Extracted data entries
==================================================

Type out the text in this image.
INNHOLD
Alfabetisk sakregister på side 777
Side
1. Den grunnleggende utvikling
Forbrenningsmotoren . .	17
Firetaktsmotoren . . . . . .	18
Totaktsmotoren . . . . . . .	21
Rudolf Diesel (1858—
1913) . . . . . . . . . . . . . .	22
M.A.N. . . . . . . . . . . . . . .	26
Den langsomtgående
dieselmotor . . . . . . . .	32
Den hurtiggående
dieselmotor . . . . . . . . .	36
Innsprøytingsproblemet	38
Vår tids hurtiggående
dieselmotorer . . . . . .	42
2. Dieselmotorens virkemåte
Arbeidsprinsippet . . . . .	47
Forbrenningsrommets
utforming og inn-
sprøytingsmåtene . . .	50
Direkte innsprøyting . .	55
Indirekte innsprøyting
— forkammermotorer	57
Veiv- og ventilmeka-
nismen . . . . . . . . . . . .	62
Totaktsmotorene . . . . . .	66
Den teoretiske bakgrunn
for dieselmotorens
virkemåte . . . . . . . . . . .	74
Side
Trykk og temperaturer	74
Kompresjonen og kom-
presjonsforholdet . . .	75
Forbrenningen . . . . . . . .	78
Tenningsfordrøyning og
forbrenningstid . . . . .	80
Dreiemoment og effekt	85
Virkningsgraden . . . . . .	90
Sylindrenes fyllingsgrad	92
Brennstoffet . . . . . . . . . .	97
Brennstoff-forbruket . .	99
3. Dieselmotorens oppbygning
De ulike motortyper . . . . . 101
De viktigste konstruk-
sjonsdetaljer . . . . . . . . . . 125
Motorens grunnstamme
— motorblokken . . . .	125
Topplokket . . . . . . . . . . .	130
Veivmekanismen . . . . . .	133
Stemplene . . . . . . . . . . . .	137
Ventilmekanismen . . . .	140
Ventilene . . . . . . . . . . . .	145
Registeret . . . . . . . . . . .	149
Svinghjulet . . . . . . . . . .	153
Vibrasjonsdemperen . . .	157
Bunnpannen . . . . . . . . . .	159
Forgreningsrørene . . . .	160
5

==================================================

Print all of the entries exactly as they appear.

* _Output of the exercise_:
Type out the text in this image.
INNHOLD
Alfabetisk sakregister på side 777
Side
1. Den grunnleggende utvikling
Forbrenningsmotoren . .	17
Firetaktsmotoren . . . . . .	18
Totaktsmotoren . . . . . . .	21
Rudolf Diesel (1858—
1913) . . . . . . . . . . . . . .	22
M.A.N. . . . . . . . . . . . . . .	26
Den langsomtgående
dieselmotor . . . . . . . .	32
Den hurtiggående
dieselmotor . . . . . . . . .	36
Innsprøytingsproblemet	38
Vår tids hurtiggående
dieselmotorer . . . . . .	42
2. Dieselmotorens virkemåte
Arbeidsprinsippet . . . . .	47
Forbrenningsrommets
utforming og inn-
sprøytingsmåtene . . .	50
Direkte innsprøyting . .	55
Indirekte innsprøyting
— forkammermotorer	57
Veiv- og ventilmeka-
nismen . . . . . . . . . . . .	62
Totaktsmotorene . . . . . .	66
Den teoretiske bakgrunn
for dieselmotorens
virkemåte . . . . . . . . . . .	74
Side
Trykk og temperaturer	74
Kompresjonen og kom-
presjonsforholdet . . .	75
Forbrenningen . . . . . . . .	78
Tenningsfordrøyning og
forbrenningstid . . . . .	80
Dreiemoment og effekt	85
Virkningsgraden . . . . . .	90
Sylindrenes fyllingsgrad	92
Brennstoffet . . . . . . . . . .	97
Brennstoff-forbruket . .	99
3. Dieselmotorens oppbygning
De ulike motortyper . . . . . 101
De viktigste konstruk-
sjonsdetaljer . . . . . . . . . . 125
Motorens grunnstamme
— motorblokken . . . .	125
Topplokket . . . . . . . . . . .	130
Veivmekanismen . . . . . .	133
Stemplene . . . . . . . . . . . .	137
Ventilmekanismen . . . .	140
Ventilene . . . . . . . . . . . .	145
Registeret . . . . . . . . . . .	149
Svinghjulet . . . . . . . . . .	153
Vibrasjonsdemperen . . .	157
Bunnpannen . . . . . . . . . .	159
Forgreningsrørene . . . .	160
5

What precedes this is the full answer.